--- SOURCE EXTRACT ---
-- BEGIN --

Mr Barnes submits, however, that the purpose of a repairs notice is to give the
owner of a listed building the opportunity to avoid compulsory purchase by
undertaking the works which are reasonably necessary for the proper
preservation of the building and that a notice which is excessive puts him in a
dilemma; he does not know whether to carry out all the specified works or to
omit those works which he considers to be excessive at the risk of having his
property acquired if he is held to have been wrong. Such a dilemma may arise
whenever the owner of a listed building wishes to challenge any items of works
specified in the repairs notice as excessive. The ground of a challenge may be
that the disputed items are excessive in fact, ie that valid items exceed what
is in fact reasonably necessary
items are excessive in law, ie that they are invalid items. Mr Barnes rightly
concedes that a notice containing valid items which are excessive in fact
satisfies the condition precedent to compulsory purchase imposed by section
115. It is otherwise, he submits, if invalid items are included because the
acquiring authority, in serving the notice, has erred in law.
The dilemma of
the owner is the same whether he wishes to challenge certain items in the
repairs notice as being excessive in fact or excessive in law. It seems to me
that recourse to the magistrates’ court under section 114(6) is tailor-made to
provide a solution to the dilemma in either case. This unusual provision
empowers the magistrates’ court to override the opinion of the acquiring
authority and to pre-empt the decision of the Secretary of State in determining
what works are reasonably necessary for the proper preservation of the listed
building.
The procedure
will operate in the following way. The owner, who wishes to retain his property
in the listed building, will put in hand the works specified in the repairs
notice which he admits to be necessary for its proper preservation, but not the
works specified in the items listed which he wishes to dispute. On receipt of
notice under section 12 of the Act of 1981 initiating the compulsory purchase
proceedings, he will then apply to the magistrates’ court under section
114 for an order staying those
proceedings. If the magistrates’ court is satisfied that he has taken
reasonable steps for properly preserving the listed building by the works he
has already put in hand and that the disputed items are excessive, the owner
will be entitled to an order staying further proceedings on the compulsory
purchase order. In relation to the disputed items, the proceedings initiated in
the magistrates’ court will in due course resolve all issues of both fact and
law and can, if necessary, be taken on appeal to the Crown Court or on a point
of law to the High Court. If at the conclusion of the proceedings it is held
against the owner that some of the disputed items are reasonably necessary for the
proper preservation of the listed building, he will then be able to put in hand
the works specified in relation to those items, and it is inconceivable that
the acquiring authority would proceed with the acquisition. If they were to do
so, the owner could make a fresh application to the magistrates’ court under
section 114(6) which would be bound to succeed.

-- END --

--- DIRECTIVE A ---
According to the passage on repairs notices, where may proceedings in the magistrates' court be taken on appeal?

--- INFORMATION SHOWN ---
-- BEGIN --

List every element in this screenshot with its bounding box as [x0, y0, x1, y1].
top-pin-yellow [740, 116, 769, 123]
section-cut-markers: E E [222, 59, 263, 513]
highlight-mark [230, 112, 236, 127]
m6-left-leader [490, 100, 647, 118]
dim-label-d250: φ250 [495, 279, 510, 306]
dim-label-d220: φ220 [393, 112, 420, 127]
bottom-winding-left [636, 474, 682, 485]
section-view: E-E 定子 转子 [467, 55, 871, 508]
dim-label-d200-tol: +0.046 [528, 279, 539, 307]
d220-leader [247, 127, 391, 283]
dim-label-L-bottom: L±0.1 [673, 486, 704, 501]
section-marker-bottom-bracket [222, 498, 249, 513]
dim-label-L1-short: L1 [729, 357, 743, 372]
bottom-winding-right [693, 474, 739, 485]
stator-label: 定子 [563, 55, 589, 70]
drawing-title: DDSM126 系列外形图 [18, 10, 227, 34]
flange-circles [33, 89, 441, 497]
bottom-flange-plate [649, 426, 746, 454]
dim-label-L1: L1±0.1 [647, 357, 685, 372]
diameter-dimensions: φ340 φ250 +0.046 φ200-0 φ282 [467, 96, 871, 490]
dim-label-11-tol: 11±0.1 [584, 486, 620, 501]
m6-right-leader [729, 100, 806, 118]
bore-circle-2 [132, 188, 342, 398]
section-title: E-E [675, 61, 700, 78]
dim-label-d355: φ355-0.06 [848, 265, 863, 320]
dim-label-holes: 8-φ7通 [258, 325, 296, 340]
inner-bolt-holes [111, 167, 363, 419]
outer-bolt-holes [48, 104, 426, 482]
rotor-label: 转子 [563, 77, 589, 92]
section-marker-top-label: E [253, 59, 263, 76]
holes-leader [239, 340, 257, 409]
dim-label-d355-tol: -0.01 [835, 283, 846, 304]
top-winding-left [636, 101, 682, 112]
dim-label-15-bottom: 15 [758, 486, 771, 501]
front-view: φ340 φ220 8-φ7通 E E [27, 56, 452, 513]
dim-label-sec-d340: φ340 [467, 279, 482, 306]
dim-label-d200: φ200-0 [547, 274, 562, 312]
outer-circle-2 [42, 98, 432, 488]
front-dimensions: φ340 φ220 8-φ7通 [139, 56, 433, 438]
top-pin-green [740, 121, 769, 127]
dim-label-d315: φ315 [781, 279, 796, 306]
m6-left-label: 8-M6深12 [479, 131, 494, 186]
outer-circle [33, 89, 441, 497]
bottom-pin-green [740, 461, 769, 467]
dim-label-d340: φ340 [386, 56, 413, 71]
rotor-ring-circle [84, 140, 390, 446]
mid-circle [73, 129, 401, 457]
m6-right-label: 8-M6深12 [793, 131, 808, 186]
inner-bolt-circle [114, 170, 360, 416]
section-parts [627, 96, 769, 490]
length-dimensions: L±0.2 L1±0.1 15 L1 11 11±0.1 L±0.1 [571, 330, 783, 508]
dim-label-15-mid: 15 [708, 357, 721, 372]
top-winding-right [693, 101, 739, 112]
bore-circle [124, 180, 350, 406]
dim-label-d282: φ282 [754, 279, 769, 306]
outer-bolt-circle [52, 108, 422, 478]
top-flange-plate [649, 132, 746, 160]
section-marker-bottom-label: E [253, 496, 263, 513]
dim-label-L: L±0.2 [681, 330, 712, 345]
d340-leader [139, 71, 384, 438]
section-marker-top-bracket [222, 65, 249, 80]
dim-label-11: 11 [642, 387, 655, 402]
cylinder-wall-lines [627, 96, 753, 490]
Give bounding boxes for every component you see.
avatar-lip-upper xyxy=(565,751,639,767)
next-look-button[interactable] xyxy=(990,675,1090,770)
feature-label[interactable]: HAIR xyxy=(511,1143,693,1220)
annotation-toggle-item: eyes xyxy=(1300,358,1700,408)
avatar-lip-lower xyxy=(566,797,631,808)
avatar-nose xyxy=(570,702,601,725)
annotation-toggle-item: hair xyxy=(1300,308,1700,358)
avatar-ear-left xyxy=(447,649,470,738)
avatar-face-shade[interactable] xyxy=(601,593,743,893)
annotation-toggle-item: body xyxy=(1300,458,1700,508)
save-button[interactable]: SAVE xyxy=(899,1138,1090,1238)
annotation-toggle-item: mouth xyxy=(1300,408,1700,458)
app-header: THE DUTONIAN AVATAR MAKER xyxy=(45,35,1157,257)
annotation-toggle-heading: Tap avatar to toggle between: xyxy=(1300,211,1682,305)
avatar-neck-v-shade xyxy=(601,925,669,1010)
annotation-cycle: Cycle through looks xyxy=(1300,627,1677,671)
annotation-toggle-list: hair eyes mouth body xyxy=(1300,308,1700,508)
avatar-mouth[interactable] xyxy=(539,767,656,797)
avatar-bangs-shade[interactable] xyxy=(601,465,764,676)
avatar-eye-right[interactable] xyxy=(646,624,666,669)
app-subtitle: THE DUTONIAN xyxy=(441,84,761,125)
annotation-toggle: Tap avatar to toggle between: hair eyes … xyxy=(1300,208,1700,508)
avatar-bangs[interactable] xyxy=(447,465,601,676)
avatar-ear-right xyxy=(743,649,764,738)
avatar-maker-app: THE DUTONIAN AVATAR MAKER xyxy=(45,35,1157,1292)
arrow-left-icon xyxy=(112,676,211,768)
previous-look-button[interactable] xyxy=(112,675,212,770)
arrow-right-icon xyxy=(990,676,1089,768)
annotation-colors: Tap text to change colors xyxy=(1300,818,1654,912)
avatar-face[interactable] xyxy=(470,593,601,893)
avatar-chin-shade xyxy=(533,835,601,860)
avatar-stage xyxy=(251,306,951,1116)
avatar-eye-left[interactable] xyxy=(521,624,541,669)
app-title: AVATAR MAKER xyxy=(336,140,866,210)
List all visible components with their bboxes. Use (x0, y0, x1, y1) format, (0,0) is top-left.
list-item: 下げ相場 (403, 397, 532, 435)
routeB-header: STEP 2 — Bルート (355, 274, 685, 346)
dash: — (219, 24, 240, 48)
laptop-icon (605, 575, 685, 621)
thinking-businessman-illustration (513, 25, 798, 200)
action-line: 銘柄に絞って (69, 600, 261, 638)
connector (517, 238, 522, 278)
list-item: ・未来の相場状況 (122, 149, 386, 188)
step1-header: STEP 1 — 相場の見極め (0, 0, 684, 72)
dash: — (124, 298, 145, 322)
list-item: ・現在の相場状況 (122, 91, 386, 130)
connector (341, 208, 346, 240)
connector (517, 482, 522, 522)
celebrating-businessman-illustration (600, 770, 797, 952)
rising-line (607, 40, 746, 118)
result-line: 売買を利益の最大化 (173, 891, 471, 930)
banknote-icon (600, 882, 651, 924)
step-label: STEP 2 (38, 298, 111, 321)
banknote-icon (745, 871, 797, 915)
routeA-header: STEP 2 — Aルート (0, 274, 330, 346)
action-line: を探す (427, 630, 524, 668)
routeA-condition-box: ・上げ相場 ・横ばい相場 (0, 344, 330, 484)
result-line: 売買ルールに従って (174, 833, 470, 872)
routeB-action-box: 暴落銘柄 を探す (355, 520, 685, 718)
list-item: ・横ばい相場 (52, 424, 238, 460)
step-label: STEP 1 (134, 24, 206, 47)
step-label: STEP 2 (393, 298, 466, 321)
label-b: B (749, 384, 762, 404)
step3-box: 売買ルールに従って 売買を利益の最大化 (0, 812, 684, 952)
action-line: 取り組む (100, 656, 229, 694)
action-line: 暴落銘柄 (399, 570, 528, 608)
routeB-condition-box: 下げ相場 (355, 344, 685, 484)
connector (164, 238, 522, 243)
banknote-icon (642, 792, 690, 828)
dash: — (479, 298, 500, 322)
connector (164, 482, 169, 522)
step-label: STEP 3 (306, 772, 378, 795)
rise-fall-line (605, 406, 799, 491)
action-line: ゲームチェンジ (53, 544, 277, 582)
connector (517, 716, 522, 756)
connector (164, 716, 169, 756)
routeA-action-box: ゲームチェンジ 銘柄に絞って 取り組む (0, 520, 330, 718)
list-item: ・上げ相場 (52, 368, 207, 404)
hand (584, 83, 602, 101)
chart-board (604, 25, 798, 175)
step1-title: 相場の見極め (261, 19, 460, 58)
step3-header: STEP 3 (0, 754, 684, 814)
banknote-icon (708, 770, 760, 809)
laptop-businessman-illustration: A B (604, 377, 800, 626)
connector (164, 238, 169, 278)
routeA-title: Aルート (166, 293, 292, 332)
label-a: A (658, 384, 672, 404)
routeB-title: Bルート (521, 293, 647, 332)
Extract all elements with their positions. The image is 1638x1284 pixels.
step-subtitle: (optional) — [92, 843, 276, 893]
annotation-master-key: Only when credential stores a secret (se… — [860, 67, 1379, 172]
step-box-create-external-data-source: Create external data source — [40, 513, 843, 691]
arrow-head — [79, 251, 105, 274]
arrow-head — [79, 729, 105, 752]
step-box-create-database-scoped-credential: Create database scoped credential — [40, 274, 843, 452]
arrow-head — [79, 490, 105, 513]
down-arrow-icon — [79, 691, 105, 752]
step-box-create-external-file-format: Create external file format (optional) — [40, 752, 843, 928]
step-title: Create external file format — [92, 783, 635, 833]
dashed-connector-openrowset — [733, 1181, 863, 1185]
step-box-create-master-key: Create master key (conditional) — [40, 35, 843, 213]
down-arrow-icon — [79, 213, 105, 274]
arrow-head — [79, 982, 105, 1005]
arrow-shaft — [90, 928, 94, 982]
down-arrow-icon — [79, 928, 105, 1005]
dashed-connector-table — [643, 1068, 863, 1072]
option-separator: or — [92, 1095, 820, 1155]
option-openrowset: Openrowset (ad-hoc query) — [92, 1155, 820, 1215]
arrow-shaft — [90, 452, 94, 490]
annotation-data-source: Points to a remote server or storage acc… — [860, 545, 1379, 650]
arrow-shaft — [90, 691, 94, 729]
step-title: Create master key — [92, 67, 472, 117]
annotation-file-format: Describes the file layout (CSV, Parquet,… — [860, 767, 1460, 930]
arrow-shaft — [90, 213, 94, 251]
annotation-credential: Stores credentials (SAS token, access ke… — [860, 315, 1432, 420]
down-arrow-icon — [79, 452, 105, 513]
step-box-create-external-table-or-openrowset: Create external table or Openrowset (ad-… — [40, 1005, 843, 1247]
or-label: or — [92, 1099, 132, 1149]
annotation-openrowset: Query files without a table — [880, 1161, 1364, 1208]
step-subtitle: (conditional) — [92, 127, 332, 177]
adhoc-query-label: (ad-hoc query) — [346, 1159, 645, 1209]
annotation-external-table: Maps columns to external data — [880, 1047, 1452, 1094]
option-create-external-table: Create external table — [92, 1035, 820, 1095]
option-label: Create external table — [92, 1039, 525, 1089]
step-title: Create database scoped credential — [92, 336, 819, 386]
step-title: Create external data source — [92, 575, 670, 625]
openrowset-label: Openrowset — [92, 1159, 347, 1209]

-- END --

--- DIRECTIVE B ---
Reproduce the records verbatim from their first line through the line containing "dim-label-d355: φ355-0.06 [848, 265, 863, 320]", including both of those lines.

--- FULL ANSWER A ---
To the Crown Court, or on a point of law to the High Court.

--- FULL ANSWER B ---
List every element in this screenshot with its bounding box as [x0, y0, x1, y1].
top-pin-yellow [740, 116, 769, 123]
section-cut-markers: E E [222, 59, 263, 513]
highlight-mark [230, 112, 236, 127]
m6-left-leader [490, 100, 647, 118]
dim-label-d250: φ250 [495, 279, 510, 306]
dim-label-d220: φ220 [393, 112, 420, 127]
bottom-winding-left [636, 474, 682, 485]
section-view: E-E 定子 转子 [467, 55, 871, 508]
dim-label-d200-tol: +0.046 [528, 279, 539, 307]
d220-leader [247, 127, 391, 283]
dim-label-L-bottom: L±0.1 [673, 486, 704, 501]
section-marker-bottom-bracket [222, 498, 249, 513]
dim-label-L1-short: L1 [729, 357, 743, 372]
bottom-winding-right [693, 474, 739, 485]
stator-label: 定子 [563, 55, 589, 70]
drawing-title: DDSM126 系列外形图 [18, 10, 227, 34]
flange-circles [33, 89, 441, 497]
bottom-flange-plate [649, 426, 746, 454]
dim-label-L1: L1±0.1 [647, 357, 685, 372]
diameter-dimensions: φ340 φ250 +0.046 φ200-0 φ282 [467, 96, 871, 490]
dim-label-11-tol: 11±0.1 [584, 486, 620, 501]
m6-right-leader [729, 100, 806, 118]
bore-circle-2 [132, 188, 342, 398]
section-title: E-E [675, 61, 700, 78]
dim-label-d355: φ355-0.06 [848, 265, 863, 320]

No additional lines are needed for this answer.